What to work on: Reproduce the entries. Each one must match the original exactly.

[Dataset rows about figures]
"""
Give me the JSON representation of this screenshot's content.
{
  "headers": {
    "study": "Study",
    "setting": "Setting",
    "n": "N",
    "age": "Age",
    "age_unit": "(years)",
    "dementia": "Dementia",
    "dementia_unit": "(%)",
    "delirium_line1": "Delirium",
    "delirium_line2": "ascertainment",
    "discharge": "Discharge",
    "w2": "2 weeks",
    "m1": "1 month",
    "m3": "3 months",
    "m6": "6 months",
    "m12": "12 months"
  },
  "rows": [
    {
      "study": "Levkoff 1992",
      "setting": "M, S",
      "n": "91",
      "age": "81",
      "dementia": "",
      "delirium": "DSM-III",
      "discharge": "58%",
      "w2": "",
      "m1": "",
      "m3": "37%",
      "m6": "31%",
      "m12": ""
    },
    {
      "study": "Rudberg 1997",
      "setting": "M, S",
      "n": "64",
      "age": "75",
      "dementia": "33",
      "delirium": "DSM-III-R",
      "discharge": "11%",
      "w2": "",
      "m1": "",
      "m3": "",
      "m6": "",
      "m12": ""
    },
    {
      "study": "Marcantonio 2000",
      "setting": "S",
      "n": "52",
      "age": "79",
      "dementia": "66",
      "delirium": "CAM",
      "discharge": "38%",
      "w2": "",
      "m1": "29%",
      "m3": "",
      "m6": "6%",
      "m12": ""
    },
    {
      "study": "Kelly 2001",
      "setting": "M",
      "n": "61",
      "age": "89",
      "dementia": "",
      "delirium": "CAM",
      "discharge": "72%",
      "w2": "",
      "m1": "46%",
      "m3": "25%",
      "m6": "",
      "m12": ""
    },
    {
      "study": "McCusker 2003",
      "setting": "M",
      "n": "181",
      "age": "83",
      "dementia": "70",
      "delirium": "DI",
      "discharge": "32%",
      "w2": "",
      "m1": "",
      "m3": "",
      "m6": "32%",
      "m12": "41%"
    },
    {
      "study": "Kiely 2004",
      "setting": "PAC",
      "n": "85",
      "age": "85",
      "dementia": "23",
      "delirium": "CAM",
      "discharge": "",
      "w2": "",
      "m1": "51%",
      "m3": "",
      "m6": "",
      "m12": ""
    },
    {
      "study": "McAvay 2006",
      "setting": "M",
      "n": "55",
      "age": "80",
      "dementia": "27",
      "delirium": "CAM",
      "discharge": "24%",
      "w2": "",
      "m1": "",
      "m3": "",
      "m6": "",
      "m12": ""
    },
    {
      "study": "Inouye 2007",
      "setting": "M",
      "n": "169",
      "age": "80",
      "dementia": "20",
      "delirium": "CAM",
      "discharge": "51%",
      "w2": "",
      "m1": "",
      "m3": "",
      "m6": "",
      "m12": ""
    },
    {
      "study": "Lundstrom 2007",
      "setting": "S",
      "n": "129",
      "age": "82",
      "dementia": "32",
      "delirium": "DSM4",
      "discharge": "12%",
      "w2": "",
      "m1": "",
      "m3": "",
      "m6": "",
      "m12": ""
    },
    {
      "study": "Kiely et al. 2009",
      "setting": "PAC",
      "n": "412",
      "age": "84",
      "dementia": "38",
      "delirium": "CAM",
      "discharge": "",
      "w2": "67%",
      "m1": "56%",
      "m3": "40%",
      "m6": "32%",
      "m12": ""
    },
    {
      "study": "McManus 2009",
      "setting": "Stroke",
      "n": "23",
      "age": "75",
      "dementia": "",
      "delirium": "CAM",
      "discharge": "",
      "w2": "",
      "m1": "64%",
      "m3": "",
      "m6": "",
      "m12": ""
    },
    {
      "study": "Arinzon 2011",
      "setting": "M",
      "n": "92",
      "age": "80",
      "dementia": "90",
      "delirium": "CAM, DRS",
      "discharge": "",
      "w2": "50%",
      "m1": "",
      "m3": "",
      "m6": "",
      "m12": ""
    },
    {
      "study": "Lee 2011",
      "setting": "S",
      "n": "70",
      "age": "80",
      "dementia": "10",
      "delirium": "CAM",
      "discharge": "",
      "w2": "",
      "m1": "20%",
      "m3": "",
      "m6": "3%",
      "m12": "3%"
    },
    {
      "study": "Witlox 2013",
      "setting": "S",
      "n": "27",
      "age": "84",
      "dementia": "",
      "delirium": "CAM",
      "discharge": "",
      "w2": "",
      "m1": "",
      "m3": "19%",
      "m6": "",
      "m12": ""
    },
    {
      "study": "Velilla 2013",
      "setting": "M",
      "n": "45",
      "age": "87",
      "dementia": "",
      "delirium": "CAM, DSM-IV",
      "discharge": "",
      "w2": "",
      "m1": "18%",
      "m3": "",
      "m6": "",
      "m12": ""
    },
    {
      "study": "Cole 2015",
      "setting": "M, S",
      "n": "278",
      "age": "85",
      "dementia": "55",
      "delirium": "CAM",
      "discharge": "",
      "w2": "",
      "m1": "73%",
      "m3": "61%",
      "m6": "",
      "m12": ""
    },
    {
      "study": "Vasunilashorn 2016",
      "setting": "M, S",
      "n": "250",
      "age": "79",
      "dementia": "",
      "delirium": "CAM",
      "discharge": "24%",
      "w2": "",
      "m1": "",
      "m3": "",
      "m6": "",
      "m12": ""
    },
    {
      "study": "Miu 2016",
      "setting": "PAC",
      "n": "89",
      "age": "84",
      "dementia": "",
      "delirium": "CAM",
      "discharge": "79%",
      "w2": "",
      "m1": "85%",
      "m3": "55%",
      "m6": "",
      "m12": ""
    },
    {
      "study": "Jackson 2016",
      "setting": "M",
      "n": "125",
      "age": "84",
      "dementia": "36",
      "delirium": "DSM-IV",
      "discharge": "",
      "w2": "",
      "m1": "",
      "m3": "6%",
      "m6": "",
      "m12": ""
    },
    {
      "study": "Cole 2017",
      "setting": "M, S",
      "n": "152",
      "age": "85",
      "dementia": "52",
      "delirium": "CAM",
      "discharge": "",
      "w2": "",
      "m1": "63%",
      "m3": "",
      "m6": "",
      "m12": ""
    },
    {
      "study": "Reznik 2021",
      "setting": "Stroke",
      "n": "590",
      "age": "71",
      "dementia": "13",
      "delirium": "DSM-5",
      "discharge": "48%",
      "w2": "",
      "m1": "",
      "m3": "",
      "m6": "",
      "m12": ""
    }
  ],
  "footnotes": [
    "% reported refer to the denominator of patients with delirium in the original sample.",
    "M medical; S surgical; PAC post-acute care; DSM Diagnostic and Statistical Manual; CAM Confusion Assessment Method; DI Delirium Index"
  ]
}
"""
Answer for this exercise:
Give me the JSON representation of this screenshot's content.
{
  "headers": {
    "study": "Study",
    "setting": "Setting",
    "n": "N",
    "age": "Age",
    "age_unit": "(years)",
    "dementia": "Dementia",
    "dementia_unit": "(%)",
    "delirium_line1": "Delirium",
    "delirium_line2": "ascertainment",
    "discharge": "Discharge",
    "w2": "2 weeks",
    "m1": "1 month",
    "m3": "3 months",
    "m6": "6 months",
    "m12": "12 months"
  },
  "rows": [
    {
      "study": "Levkoff 1992",
      "setting": "M, S",
      "n": "91",
      "age": "81",
      "dementia": "",
      "delirium": "DSM-III",
      "discharge": "58%",
      "w2": "",
      "m1": "",
      "m3": "37%",
      "m6": "31%",
      "m12": ""
    },
    {
      "study": "Rudberg 1997",
      "setting": "M, S",
      "n": "64",
      "age": "75",
      "dementia": "33",
      "delirium": "DSM-III-R",
      "discharge": "11%",
      "w2": "",
      "m1": "",
      "m3": "",
      "m6": "",
      "m12": ""
    },
    {
      "study": "Marcantonio 2000",
      "setting": "S",
      "n": "52",
      "age": "79",
      "dementia": "66",
      "delirium": "CAM",
      "discharge": "38%",
      "w2": "",
      "m1": "29%",
      "m3": "",
      "m6": "6%",
      "m12": ""
    },
    {
      "study": "Kelly 2001",
      "setting": "M",
      "n": "61",
      "age": "89",
      "dementia": "",
      "delirium": "CAM",
      "discharge": "72%",
      "w2": "",
      "m1": "46%",
      "m3": "25%",
      "m6": "",
      "m12": ""
    },
    {
      "study": "McCusker 2003",
      "setting": "M",
      "n": "181",
      "age": "83",
      "dementia": "70",
      "delirium": "DI",
      "discharge": "32%",
      "w2": "",
      "m1": "",
      "m3": "",
      "m6": "32%",
      "m12": "41%"
    },
    {
      "study": "Kiely 2004",
      "setting": "PAC",
      "n": "85",
      "age": "85",
      "dementia": "23",
      "delirium": "CAM",
      "discharge": "",
      "w2": "",
      "m1": "51%",
      "m3": "",
      "m6": "",
      "m12": ""
    },
    {
      "study": "McAvay 2006",
      "setting": "M",
      "n": "55",
      "age": "80",
      "dementia": "27",
      "delirium": "CAM",
      "discharge": "24%",
      "w2": "",
      "m1": "",
      "m3": "",
      "m6": "",
      "m12": ""
    },
    {
      "study": "Inouye 2007",
      "setting": "M",
      "n": "169",
      "age": "80",
      "dementia": "20",
      "delirium": "CAM",
      "discharge": "51%",
      "w2": "",
      "m1": "",
      "m3": "",
      "m6": "",
      "m12": ""
    },
    {
      "study": "Lundstrom 2007",
      "setting": "S",
      "n": "129",
      "age": "82",
      "dementia": "32",
      "delirium": "DSM4",
      "discharge": "12%",
      "w2": "",
      "m1": "",
      "m3": "",
      "m6": "",
      "m12": ""
    },
    {
      "study": "Kiely et al. 2009",
      "setting": "PAC",
      "n": "412",
      "age": "84",
      "dementia": "38",
      "delirium": "CAM",
      "discharge": "",
      "w2": "67%",
      "m1": "56%",
      "m3": "40%",
      "m6": "32%",
      "m12": ""
    },
    {
      "study": "McManus 2009",
      "setting": "Stroke",
      "n": "23",
      "age": "75",
      "dementia": "",
      "delirium": "CAM",
      "discharge": "",
      "w2": "",
      "m1": "64%",
      "m3": "",
      "m6": "",
      "m12": ""
    },
    {
      "study": "Arinzon 2011",
      "setting": "M",
      "n": "92",
      "age": "80",
      "dementia": "90",
      "delirium": "CAM, DRS",
      "discharge": "",
      "w2": "50%",
      "m1": "",
      "m3": "",
      "m6": "",
      "m12": ""
    },
    {
      "study": "Lee 2011",
      "setting": "S",
      "n": "70",
      "age": "80",
      "dementia": "10",
      "delirium": "CAM",
      "discharge": "",
      "w2": "",
      "m1": "20%",
      "m3": "",
      "m6": "3%",
      "m12": "3%"
    },
    {
      "study": "Witlox 2013",
      "setting": "S",
      "n": "27",
      "age": "84",
      "dementia": "",
      "delirium": "CAM",
      "discharge": "",
      "w2": "",
      "m1": "",
      "m3": "19%",
      "m6": "",
      "m12": ""
    },
    {
      "study": "Velilla 2013",
      "setting": "M",
      "n": "45",
      "age": "87",
      "dementia": "",
      "delirium": "CAM, DSM-IV",
      "discharge": "",
      "w2": "",
      "m1": "18%",
      "m3": "",
      "m6": "",
      "m12": ""
    },
    {
      "study": "Cole 2015",
      "setting": "M, S",
      "n": "278",
      "age": "85",
      "dementia": "55",
      "delirium": "CAM",
      "discharge": "",
      "w2": "",
      "m1": "73%",
      "m3": "61%",
      "m6": "",
      "m12": ""
    },
    {
      "study": "Vasunilashorn 2016",
      "setting": "M, S",
      "n": "250",
      "age": "79",
      "dementia": "",
      "delirium": "CAM",
      "discharge": "24%",
      "w2": "",
      "m1": "",
      "m3": "",
      "m6": "",
      "m12": ""
    },
    {
      "study": "Miu 2016",
      "setting": "PAC",
      "n": "89",
      "age": "84",
      "dementia": "",
      "delirium": "CAM",
      "discharge": "79%",
      "w2": "",
      "m1": "85%",
      "m3": "55%",
      "m6": "",
      "m12": ""
    },
    {
      "study": "Jackson 2016",
      "setting": "M",
      "n": "125",
      "age": "84",
      "dementia": "36",
      "delirium": "DSM-IV",
      "discharge": "",
      "w2": "",
      "m1": "",
      "m3": "6%",
      "m6": "",
      "m12": ""
    },
    {
      "study": "Cole 2017",
      "setting": "M, S",
      "n": "152",
      "age": "85",
      "dementia": "52",
      "delirium": "CAM",
      "discharge": "",
      "w2": "",
      "m1": "63%",
      "m3": "",
      "m6": "",
      "m12": ""
    },
    {
      "study": "Reznik 2021",
      "setting": "Stroke",
      "n": "590",
      "age": "71",
      "dementia": "13",
      "delirium": "DSM-5",
      "discharge": "48%",
      "w2": "",
      "m1": "",
      "m3": "",
      "m6": "",
      "m12": ""
    }
  ],
  "footnotes": [
    "% reported refer to the denominator of patients with delirium in the original sample.",
    "M medical; S surgical; PAC post-acute care; DSM Diagnostic and Statistical Manual; CAM Confusion Assessment Method; DI Delirium Index"
  ]
}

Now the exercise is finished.